**MATERIAL:**
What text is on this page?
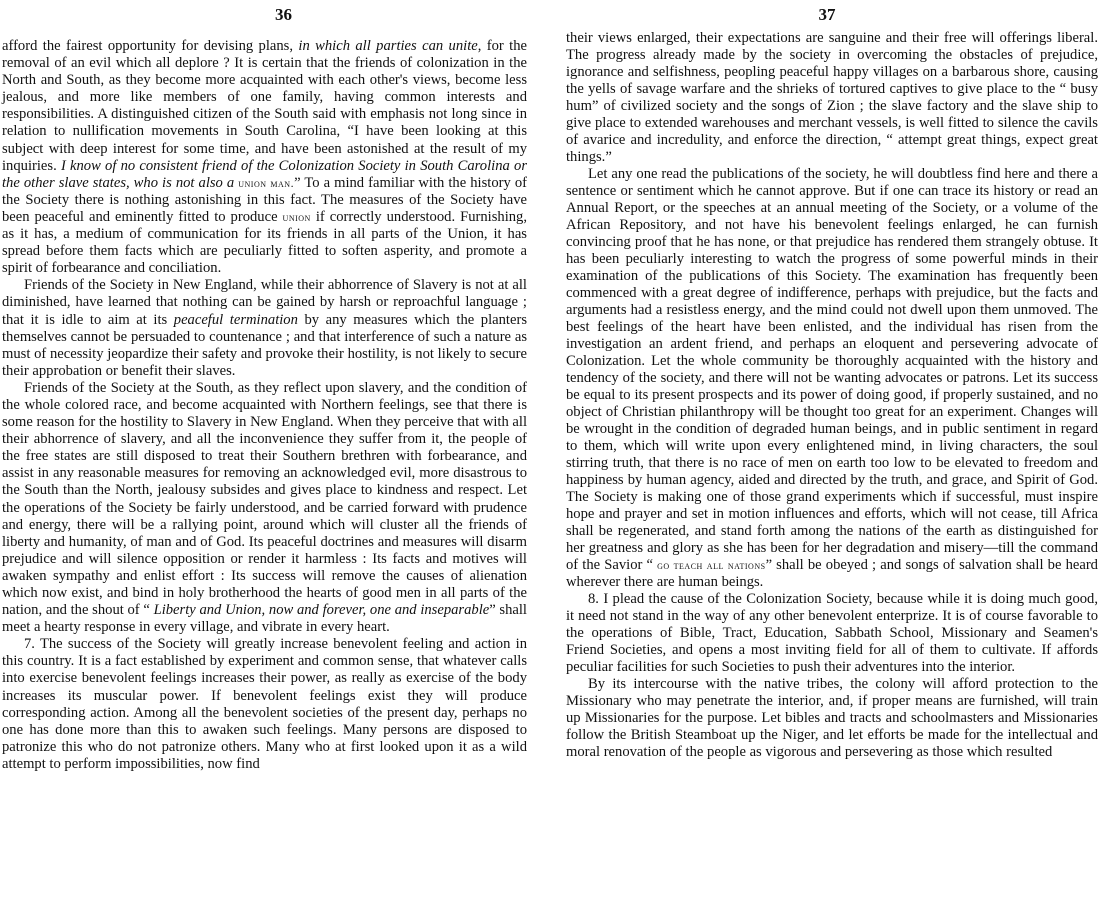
36

afford the fairest opportunity for devising plans, in which all parties can unite, for the removal of an evil which all deplore ? It is certain that the friends of colonization in the North and South, as they become more acquainted with each other's views, become less jealous, and more like members of one family, having common interests and responsibilities. A distinguished citizen of the South said with emphasis not long since in relation to nullification movements in South Carolina, “I have been looking at this subject with deep interest for some time, and have been astonished at the result of my inquiries. I know of no consistent friend of the Colonization Society in South Carolina or the other slave states, who is not also a union man.” To a mind familiar with the history of the Society there is nothing astonishing in this fact. The measures of the Society have been peaceful and eminently fitted to produce union if correctly understood. Furnishing, as it has, a medium of communication for its friends in all parts of the Union, it has spread before them facts which are peculiarly fitted to soften asperity, and promote a spirit of forbearance and conciliation.

Friends of the Society in New England, while their abhorrence of Slavery is not at all diminished, have learned that nothing can be gained by harsh or reproachful language ; that it is idle to aim at its peaceful termination by any measures which the planters themselves cannot be persuaded to countenance ; and that interference of such a nature as must of necessity jeopardize their safety and provoke their hostility, is not likely to secure their approbation or benefit their slaves.

Friends of the Society at the South, as they reflect upon slavery, and the condition of the whole colored race, and become acquainted with Northern feelings, see that there is some reason for the hostility to Slavery in New England. When they perceive that with all their abhorrence of slavery, and all the inconvenience they suffer from it, the people of the free states are still disposed to treat their Southern brethren with forbearance, and assist in any reasonable measures for removing an acknowledged evil, more disastrous to the South than the North, jealousy subsides and gives place to kindness and respect. Let the operations of the Society be fairly understood, and be carried forward with prudence and energy, there will be a rallying point, around which will cluster all the friends of liberty and humanity, of man and of God. Its peaceful doctrines and measures will disarm prejudice and will silence opposition or render it harmless : Its facts and motives will awaken sympathy and enlist effort : Its success will remove the causes of alienation which now exist, and bind in holy brotherhood the hearts of good men in all parts of the nation, and the shout of “ Liberty and Union, now and forever, one and inseparable” shall meet a hearty response in every village, and vibrate in every heart.

7. The success of the Society will greatly increase benevolent feeling and action in this country. It is a fact established by experiment and common sense, that whatever calls into exercise benevolent feelings increases their power, as really as exercise of the body increases its muscular power. If benevolent feelings exist they will produce corresponding action. Among all the benevolent societies of the present day, perhaps no one has done more than this to awaken such feelings. Many persons are disposed to patronize this who do not patronize others. Many who at first looked upon it as a wild attempt to perform impossibilities, now find

37

their views enlarged, their expectations are sanguine and their free will offerings liberal. The progress already made by the society in overcoming the obstacles of prejudice, ignorance and selfishness, peopling peaceful happy villages on a barbarous shore, causing the yells of savage warfare and the shrieks of tortured captives to give place to the “ busy hum” of civilized society and the songs of Zion ; the slave factory and the slave ship to give place to extended warehouses and merchant vessels, is well fitted to silence the cavils of avarice and incredulity, and enforce the direction, “ attempt great things, expect great things.”

Let any one read the publications of the society, he will doubtless find here and there a sentence or sentiment which he cannot approve. But if one can trace its history or read an Annual Report, or the speeches at an annual meeting of the Society, or a volume of the African Repository, and not have his benevolent feelings enlarged, he can furnish convincing proof that he has none, or that prejudice has rendered them strangely obtuse. It has been peculiarly interesting to watch the progress of some powerful minds in their examination of the publications of this Society. The examination has frequently been commenced with a great degree of indifference, perhaps with prejudice, but the facts and arguments had a resistless energy, and the mind could not dwell upon them unmoved. The best feelings of the heart have been enlisted, and the individual has risen from the investigation an ardent friend, and perhaps an eloquent and persevering advocate of Colonization. Let the whole community be thoroughly acquainted with the history and tendency of the society, and there will not be wanting advocates or patrons. Let its success be equal to its present prospects and its power of doing good, if properly sustained, and no object of Christian philanthropy will be thought too great for an experiment. Changes will be wrought in the condition of degraded human beings, and in public sentiment in regard to them, which will write upon every enlightened mind, in living characters, the soul stirring truth, that there is no race of men on earth too low to be elevated to freedom and happiness by human agency, aided and directed by the truth, and grace, and Spirit of God. The Society is making one of those grand experiments which if successful, must inspire hope and prayer and set in motion influences and efforts, which will not cease, till Africa shall be regenerated, and stand forth among the nations of the earth as distinguished for her greatness and glory as she has been for her degradation and misery—till the command of the Savior “ go teach all nations” shall be obeyed ; and songs of salvation shall be heard wherever there are human beings.

8. I plead the cause of the Colonization Society, because while it is doing much good, it need not stand in the way of any other benevolent enterprize. It is of course favorable to the operations of Bible, Tract, Education, Sabbath School, Missionary and Seamen's Friend Societies, and opens a most inviting field for all of them to cultivate. If affords peculiar facilities for such Societies to push their adventures into the interior.

By its intercourse with the native tribes, the colony will afford protection to the Missionary who may penetrate the interior, and, if proper means are furnished, will train up Missionaries for the purpose. Let bibles and tracts and schoolmasters and Missionaries follow the British Steamboat up the Niger, and let efforts be made for the intellectual and moral renovation of the people as vigorous and persevering as those which resulted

**TASK PROMPT:**
Restate the data above exactly, stripping out each image.

**THE COMPLETED TASK:**
What text is on this page?
36

afford the fairest opportunity for devising plans, in which all parties can unite, for the removal of an evil which all deplore ? It is certain that the friends of colonization in the North and South, as they become more acquainted with each other's views, become less jealous, and more like members of one family, having common interests and responsibilities. A distinguished citizen of the South said with emphasis not long since in relation to nullification movements in South Carolina, “I have been looking at this subject with deep interest for some time, and have been astonished at the result of my inquiries. I know of no consistent friend of the Colonization Society in South Carolina or the other slave states, who is not also a union man.” To a mind familiar with the history of the Society there is nothing astonishing in this fact. The measures of the Society have been peaceful and eminently fitted to produce union if correctly understood. Furnishing, as it has, a medium of communication for its friends in all parts of the Union, it has spread before them facts which are peculiarly fitted to soften asperity, and promote a spirit of forbearance and conciliation.

Friends of the Society in New England, while their abhorrence of Slavery is not at all diminished, have learned that nothing can be gained by harsh or reproachful language ; that it is idle to aim at its peaceful termination by any measures which the planters themselves cannot be persuaded to countenance ; and that interference of such a nature as must of necessity jeopardize their safety and provoke their hostility, is not likely to secure their approbation or benefit their slaves.

Friends of the Society at the South, as they reflect upon slavery, and the condition of the whole colored race, and become acquainted with Northern feelings, see that there is some reason for the hostility to Slavery in New England. When they perceive that with all their abhorrence of slavery, and all the inconvenience they suffer from it, the people of the free states are still disposed to treat their Southern brethren with forbearance, and assist in any reasonable measures for removing an acknowledged evil, more disastrous to the South than the North, jealousy subsides and gives place to kindness and respect. Let the operations of the Society be fairly understood, and be carried forward with prudence and energy, there will be a rallying point, around which will cluster all the friends of liberty and humanity, of man and of God. Its peaceful doctrines and measures will disarm prejudice and will silence opposition or render it harmless : Its facts and motives will awaken sympathy and enlist effort : Its success will remove the causes of alienation which now exist, and bind in holy brotherhood the hearts of good men in all parts of the nation, and the shout of “ Liberty and Union, now and forever, one and inseparable” shall meet a hearty response in every village, and vibrate in every heart.

7. The success of the Society will greatly increase benevolent feeling and action in this country. It is a fact established by experiment and common sense, that whatever calls into exercise benevolent feelings increases their power, as really as exercise of the body increases its muscular power. If benevolent feelings exist they will produce corresponding action. Among all the benevolent societies of the present day, perhaps no one has done more than this to awaken such feelings. Many persons are disposed to patronize this who do not patronize others. Many who at first looked upon it as a wild attempt to perform impossibilities, now find

37

their views enlarged, their expectations are sanguine and their free will offerings liberal. The progress already made by the society in overcoming the obstacles of prejudice, ignorance and selfishness, peopling peaceful happy villages on a barbarous shore, causing the yells of savage warfare and the shrieks of tortured captives to give place to the “ busy hum” of civilized society and the songs of Zion ; the slave factory and the slave ship to give place to extended warehouses and merchant vessels, is well fitted to silence the cavils of avarice and incredulity, and enforce the direction, “ attempt great things, expect great things.”

Let any one read the publications of the society, he will doubtless find here and there a sentence or sentiment which he cannot approve. But if one can trace its history or read an Annual Report, or the speeches at an annual meeting of the Society, or a volume of the African Repository, and not have his benevolent feelings enlarged, he can furnish convincing proof that he has none, or that prejudice has rendered them strangely obtuse. It has been peculiarly interesting to watch the progress of some powerful minds in their examination of the publications of this Society. The examination has frequently been commenced with a great degree of indifference, perhaps with prejudice, but the facts and arguments had a resistless energy, and the mind could not dwell upon them unmoved. The best feelings of the heart have been enlisted, and the individual has risen from the investigation an ardent friend, and perhaps an eloquent and persevering advocate of Colonization. Let the whole community be thoroughly acquainted with the history and tendency of the society, and there will not be wanting advocates or patrons. Let its success be equal to its present prospects and its power of doing good, if properly sustained, and no object of Christian philanthropy will be thought too great for an experiment. Changes will be wrought in the condition of degraded human beings, and in public sentiment in regard to them, which will write upon every enlightened mind, in living characters, the soul stirring truth, that there is no race of men on earth too low to be elevated to freedom and happiness by human agency, aided and directed by the truth, and grace, and Spirit of God. The Society is making one of those grand experiments which if successful, must inspire hope and prayer and set in motion influences and efforts, which will not cease, till Africa shall be regenerated, and stand forth among the nations of the earth as distinguished for her greatness and glory as she has been for her degradation and misery—till the command of the Savior “ go teach all nations” shall be obeyed ; and songs of salvation shall be heard wherever there are human beings.

8. I plead the cause of the Colonization Society, because while it is doing much good, it need not stand in the way of any other benevolent enterprize. It is of course favorable to the operations of Bible, Tract, Education, Sabbath School, Missionary and Seamen's Friend Societies, and opens a most inviting field for all of them to cultivate. If affords peculiar facilities for such Societies to push their adventures into the interior.

By its intercourse with the native tribes, the colony will afford protection to the Missionary who may penetrate the interior, and, if proper means are furnished, will train up Missionaries for the purpose. Let bibles and tracts and schoolmasters and Missionaries follow the British Steamboat up the Niger, and let efforts be made for the intellectual and moral renovation of the people as vigorous and persevering as those which resulted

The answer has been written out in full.